# [What the exercise asks]
For each line below that includes the word "question", make a copy.

# [Material supplied]

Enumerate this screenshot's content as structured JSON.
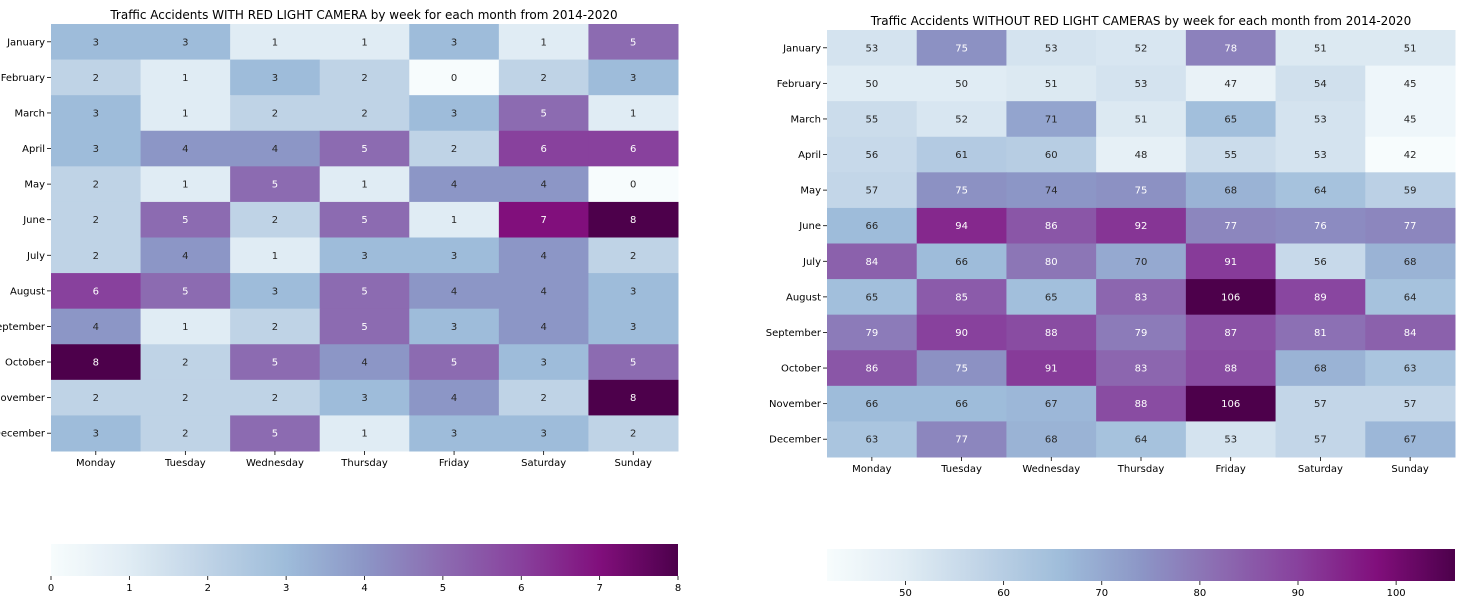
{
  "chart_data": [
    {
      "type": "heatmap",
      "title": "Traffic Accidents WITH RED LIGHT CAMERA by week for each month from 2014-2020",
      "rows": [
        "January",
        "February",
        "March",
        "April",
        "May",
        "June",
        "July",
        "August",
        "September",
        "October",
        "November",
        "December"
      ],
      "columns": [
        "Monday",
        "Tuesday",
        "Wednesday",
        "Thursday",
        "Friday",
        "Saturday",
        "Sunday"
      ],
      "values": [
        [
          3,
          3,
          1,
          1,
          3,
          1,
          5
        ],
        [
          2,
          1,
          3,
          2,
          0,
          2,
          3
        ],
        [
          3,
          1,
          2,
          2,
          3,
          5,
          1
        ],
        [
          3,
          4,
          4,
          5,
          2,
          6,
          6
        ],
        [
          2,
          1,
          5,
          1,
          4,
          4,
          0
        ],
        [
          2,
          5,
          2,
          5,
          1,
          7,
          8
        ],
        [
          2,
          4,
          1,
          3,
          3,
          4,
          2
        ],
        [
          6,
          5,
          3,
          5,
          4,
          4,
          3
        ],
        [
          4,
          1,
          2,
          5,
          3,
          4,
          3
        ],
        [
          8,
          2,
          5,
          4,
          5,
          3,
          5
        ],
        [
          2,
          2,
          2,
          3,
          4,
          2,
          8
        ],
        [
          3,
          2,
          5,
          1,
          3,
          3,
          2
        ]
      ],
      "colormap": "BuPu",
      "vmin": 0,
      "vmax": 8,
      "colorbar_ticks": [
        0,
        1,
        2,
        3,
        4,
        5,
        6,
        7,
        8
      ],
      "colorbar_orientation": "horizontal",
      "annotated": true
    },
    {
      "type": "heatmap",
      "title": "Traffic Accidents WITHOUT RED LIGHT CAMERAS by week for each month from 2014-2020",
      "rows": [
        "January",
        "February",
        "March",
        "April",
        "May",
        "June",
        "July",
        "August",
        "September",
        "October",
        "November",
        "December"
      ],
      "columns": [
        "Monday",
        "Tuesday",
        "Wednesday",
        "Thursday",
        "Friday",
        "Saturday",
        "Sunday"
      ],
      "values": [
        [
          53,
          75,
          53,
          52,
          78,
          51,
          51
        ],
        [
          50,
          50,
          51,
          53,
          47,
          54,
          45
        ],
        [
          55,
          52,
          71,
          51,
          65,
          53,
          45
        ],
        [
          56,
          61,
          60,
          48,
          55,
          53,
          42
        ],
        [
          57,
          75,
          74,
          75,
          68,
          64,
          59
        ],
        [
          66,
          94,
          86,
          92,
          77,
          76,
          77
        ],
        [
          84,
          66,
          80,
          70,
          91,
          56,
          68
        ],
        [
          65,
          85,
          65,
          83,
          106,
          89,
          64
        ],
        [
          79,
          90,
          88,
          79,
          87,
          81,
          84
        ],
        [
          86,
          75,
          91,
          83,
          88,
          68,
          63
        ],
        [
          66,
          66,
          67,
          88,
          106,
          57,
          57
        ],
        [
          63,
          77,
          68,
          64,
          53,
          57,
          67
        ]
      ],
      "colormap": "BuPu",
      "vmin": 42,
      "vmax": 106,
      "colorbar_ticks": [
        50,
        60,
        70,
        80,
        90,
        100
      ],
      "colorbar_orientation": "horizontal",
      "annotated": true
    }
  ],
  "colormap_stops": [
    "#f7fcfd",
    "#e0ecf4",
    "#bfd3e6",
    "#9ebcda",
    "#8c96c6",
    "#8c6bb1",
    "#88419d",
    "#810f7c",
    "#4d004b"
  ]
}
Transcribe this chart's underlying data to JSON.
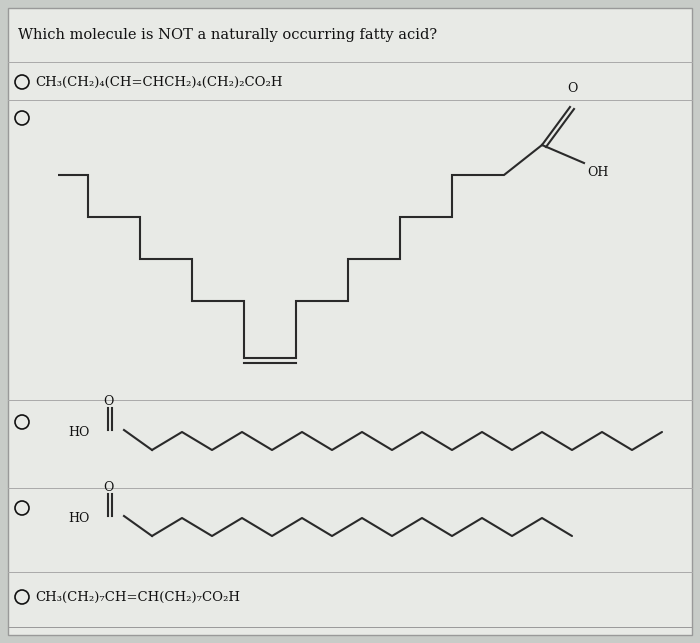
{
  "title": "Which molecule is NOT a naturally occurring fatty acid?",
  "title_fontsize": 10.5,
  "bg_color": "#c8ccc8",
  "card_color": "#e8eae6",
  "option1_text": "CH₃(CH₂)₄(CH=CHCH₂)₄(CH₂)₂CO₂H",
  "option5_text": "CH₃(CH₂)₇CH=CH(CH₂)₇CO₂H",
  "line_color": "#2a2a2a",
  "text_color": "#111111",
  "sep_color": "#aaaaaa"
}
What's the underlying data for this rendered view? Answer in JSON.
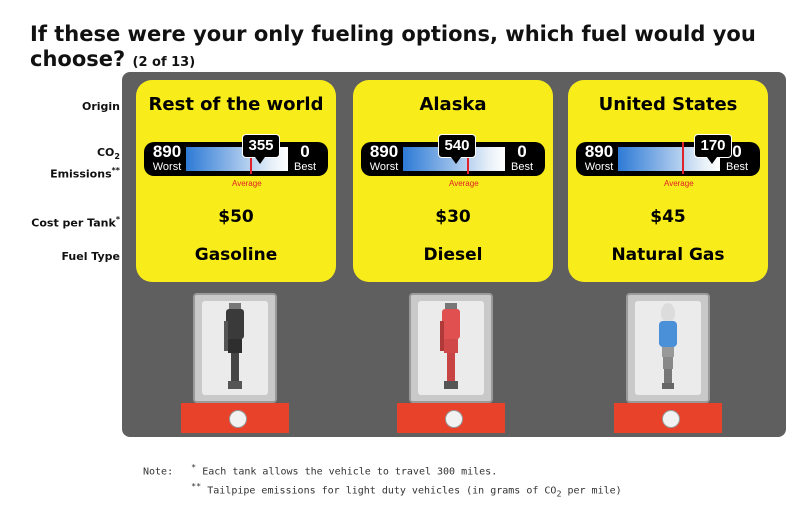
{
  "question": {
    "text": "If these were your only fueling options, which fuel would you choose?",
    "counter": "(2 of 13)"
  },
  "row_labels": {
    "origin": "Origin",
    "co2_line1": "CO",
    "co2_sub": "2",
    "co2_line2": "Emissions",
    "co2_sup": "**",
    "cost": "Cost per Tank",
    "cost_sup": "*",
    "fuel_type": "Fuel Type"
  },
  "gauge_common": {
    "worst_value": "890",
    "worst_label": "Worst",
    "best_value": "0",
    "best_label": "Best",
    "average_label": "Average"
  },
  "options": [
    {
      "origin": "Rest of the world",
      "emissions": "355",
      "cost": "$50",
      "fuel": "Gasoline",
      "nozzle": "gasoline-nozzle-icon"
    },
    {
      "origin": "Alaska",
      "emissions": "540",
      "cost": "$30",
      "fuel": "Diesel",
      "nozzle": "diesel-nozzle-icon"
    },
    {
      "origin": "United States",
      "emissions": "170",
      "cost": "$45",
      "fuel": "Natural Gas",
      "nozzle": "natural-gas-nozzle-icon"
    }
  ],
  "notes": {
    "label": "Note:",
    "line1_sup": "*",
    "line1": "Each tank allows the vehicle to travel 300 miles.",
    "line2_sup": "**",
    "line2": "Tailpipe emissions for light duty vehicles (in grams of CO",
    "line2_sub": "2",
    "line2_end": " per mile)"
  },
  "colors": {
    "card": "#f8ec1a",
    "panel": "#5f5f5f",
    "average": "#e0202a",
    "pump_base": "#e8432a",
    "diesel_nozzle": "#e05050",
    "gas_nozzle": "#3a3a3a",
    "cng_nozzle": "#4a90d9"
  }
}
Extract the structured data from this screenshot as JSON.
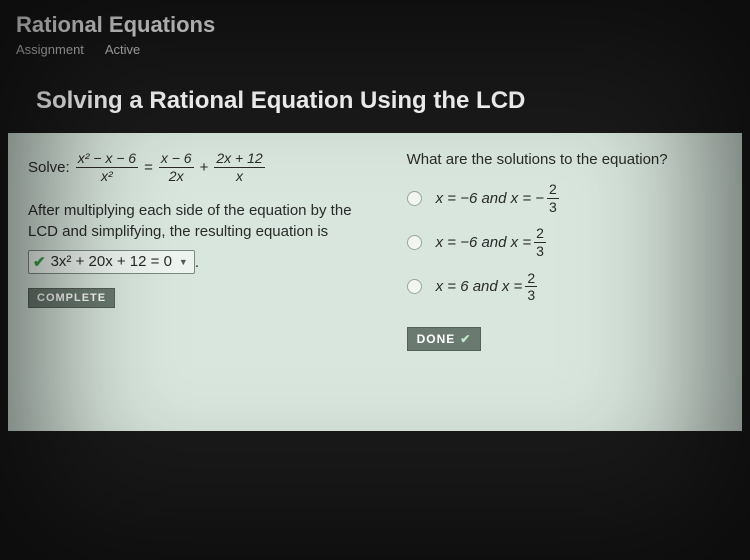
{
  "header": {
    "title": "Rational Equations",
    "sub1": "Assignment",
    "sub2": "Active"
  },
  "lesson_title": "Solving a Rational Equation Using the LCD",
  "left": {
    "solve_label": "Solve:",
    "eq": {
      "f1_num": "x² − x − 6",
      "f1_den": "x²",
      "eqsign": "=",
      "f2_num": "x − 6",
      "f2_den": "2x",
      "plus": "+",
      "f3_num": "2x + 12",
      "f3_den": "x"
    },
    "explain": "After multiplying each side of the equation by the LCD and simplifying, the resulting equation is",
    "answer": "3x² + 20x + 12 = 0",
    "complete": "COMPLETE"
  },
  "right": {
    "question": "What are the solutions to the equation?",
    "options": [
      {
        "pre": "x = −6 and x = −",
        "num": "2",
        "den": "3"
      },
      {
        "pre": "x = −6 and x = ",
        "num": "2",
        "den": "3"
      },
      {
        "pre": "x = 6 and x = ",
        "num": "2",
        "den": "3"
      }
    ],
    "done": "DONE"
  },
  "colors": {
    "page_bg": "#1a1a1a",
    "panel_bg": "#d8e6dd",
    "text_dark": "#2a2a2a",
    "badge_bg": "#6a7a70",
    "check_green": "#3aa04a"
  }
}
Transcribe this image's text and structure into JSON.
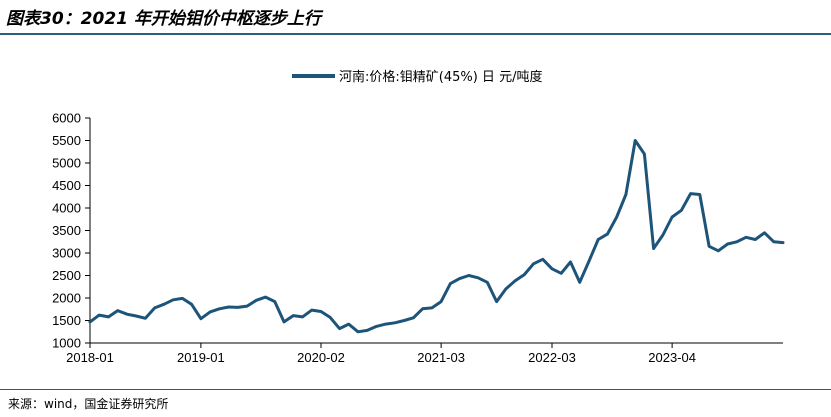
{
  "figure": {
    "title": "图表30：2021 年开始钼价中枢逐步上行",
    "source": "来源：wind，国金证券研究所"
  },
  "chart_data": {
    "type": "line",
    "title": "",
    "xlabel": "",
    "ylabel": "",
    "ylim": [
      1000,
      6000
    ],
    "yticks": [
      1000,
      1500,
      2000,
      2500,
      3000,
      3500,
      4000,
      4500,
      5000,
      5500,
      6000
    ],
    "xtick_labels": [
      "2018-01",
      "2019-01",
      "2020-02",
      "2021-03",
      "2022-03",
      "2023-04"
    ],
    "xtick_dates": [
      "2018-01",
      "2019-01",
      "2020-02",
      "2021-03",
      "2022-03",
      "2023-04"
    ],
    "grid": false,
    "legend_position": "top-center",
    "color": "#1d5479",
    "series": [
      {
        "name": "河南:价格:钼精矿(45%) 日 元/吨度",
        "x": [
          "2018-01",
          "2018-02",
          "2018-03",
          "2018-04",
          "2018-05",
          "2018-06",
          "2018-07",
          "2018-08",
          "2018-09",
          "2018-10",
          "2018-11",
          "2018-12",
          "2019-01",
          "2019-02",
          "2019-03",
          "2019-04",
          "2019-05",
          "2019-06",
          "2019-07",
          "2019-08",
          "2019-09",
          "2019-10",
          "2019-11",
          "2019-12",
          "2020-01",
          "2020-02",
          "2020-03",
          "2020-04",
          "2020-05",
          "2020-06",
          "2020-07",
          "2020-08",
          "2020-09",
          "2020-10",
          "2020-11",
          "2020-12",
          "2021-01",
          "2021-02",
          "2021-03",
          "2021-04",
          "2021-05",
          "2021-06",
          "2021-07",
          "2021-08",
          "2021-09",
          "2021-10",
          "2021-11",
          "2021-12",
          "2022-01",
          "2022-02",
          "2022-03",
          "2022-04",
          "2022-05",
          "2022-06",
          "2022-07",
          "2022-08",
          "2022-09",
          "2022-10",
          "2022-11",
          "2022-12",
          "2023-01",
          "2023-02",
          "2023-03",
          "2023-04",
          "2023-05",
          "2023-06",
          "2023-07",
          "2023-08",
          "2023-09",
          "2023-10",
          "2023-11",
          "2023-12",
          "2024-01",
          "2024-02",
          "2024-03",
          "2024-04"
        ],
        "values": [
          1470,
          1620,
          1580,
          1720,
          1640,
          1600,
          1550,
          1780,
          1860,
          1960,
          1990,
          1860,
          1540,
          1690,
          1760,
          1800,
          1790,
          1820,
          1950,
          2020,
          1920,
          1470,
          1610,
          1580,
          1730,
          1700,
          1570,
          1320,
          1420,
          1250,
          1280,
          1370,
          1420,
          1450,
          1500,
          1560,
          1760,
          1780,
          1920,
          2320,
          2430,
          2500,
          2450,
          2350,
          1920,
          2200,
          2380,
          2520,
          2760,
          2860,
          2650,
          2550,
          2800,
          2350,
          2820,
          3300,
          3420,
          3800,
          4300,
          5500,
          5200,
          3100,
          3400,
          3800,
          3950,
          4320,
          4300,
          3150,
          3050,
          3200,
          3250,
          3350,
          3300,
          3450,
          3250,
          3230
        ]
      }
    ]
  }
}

# [Correct answer]
  "question": {
    "question": "What are the solutions to the equation?",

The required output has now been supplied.